INFORMATION GIVEN →
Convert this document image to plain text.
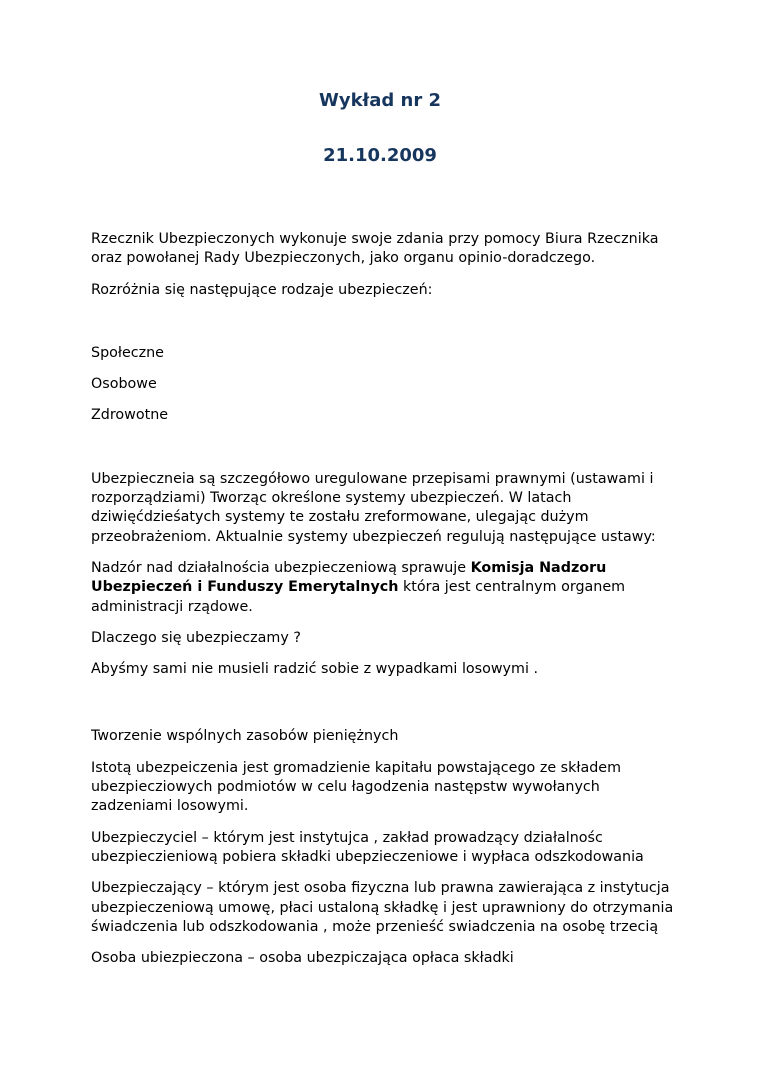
Wykład nr 2
21.10.2009

Rzecznik Ubezpieczonych wykonuje swoje zdania przy pomocy Biura Rzecznika oraz powołanej Rady Ubezpieczonych, jako organu opinio-doradczego.

Rozróżnia się następujące rodzaje ubezpieczeń:

Społeczne

Osobowe

Zdrowotne

Ubezpieczneia są szczegółowo uregulowane przepisami prawnymi (ustawami i rozporządziami) Tworząc określone systemy ubezpieczeń. W latach dziwięćdzieśatych systemy te zostału zreformowane, ulegając dużym przeobrażeniom. Aktualnie systemy ubezpieczeń regulują następujące ustawy:

Nadzór nad działalnościa ubezpieczeniową sprawuje Komisja Nadzoru Ubezpieczeń i Funduszy Emerytalnych która jest centralnym organem administracji rządowe.

Dlaczego się ubezpieczamy ?

Abyśmy sami nie musieli radzić sobie z wypadkami losowymi .

Tworzenie wspólnych zasobów pieniężnych

Istotą ubezpeiczenia jest gromadzienie kapitału powstającego ze składem ubezpiecziowych podmiotów w celu łagodzenia następstw wywołanych zadzeniami losowymi.

Ubezpieczyciel – którym jest instytujca , zakład prowadzący działalnośc ubezpieczieniową pobiera składki ubepzieczeniowe i wypłaca odszkodowania

Ubezpieczający – którym jest osoba fizyczna lub prawna zawierająca z instytucja ubezpieczeniową umowę, płaci ustaloną składkę i jest uprawniony do otrzymania świadczenia lub odszkodowania , może przenieść swiadczenia na osobę trzecią

Osoba ubiezpieczona – osoba ubezpiczająca opłaca składki
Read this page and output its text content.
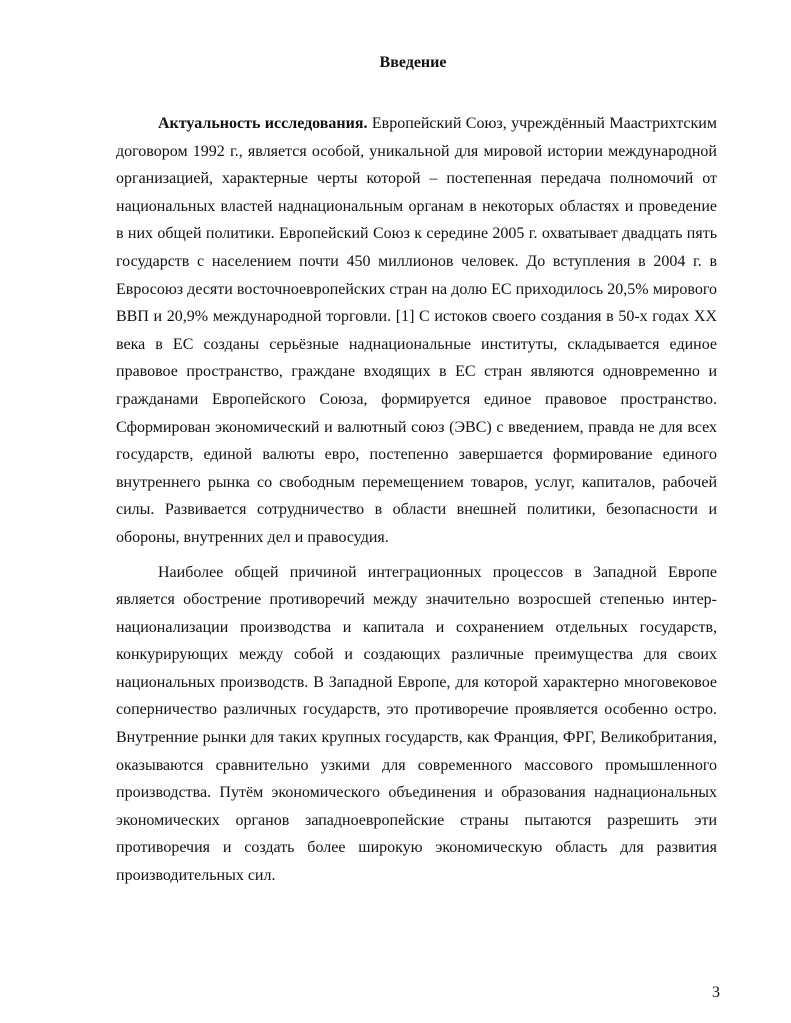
Введение

Актуальность исследования. Европейский Союз, учреждённый Маастрихтским договором 1992 г., является особой, уникальной для мировой истории международной организацией, характерные черты которой – постепенная передача полномочий от национальных властей наднациональным органам в некоторых областях и проведение в них общей политики. Европейский Союз к середине 2005 г. охватывает двадцать пять государств с населением почти 450 миллионов человек. До вступления в 2004 г. в Евросоюз десяти восточноевропейских стран на долю ЕС приходилось 20,5% мирового ВВП и 20,9% международной торговли. [1] С истоков своего создания в 50-х годах XX века в ЕС созданы серьёзные наднациональные институты, складывается единое правовое пространство, граждане входящих в ЕС стран являются одновременно и гражданами Европейского Союза, формируется единое правовое пространство. Сформирован экономический и валютный союз (ЭВС) с введением, правда не для всех государств, единой валюты евро, постепенно завершается формирование единого внутреннего рынка со свободным перемещением товаров, услуг, капиталов, рабочей силы. Развивается сотрудничество в области внешней политики, безопасности и обороны, внутренних дел и правосудия.

Наиболее общей причиной интеграционных процессов в Западной Европе является обострение противоречий между значительно возросшей степенью интернационализации производства и капитала и сохранением отдельных государств, конкурирующих между собой и создающих различные преимущества для своих национальных производств. В Западной Европе, для которой характерно многовековое соперничество различных государств, это противоречие проявляется особенно остро. Внутренние рынки для таких крупных государств, как Франция, ФРГ, Великобритания, оказываются сравнительно узкими для современного массового промышленного производства. Путём экономического объединения и образования наднациональных экономических органов западноевропейские страны пытаются разрешить эти противоречия и создать более широкую экономическую область для развития производительных сил.

3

EXERCISE DETAILS → Copy each line of the listing in which the word "ubezpieczeniową" can be found.

FULL SOLUTION →
Nadzór nad działalnościa ubezpieczeniową sprawuje Komisja Nadzoru Ubezpieczeń i Funduszy Emerytalnych która jest centralnym organem administracji rządowe.
Ubezpieczający – którym jest osoba fizyczna lub prawna zawierająca z instytucja ubezpieczeniową umowę, płaci ustaloną składkę i jest uprawniony do otrzymania świadczenia lub odszkodowania , może przenieść swiadczenia na osobę trzecią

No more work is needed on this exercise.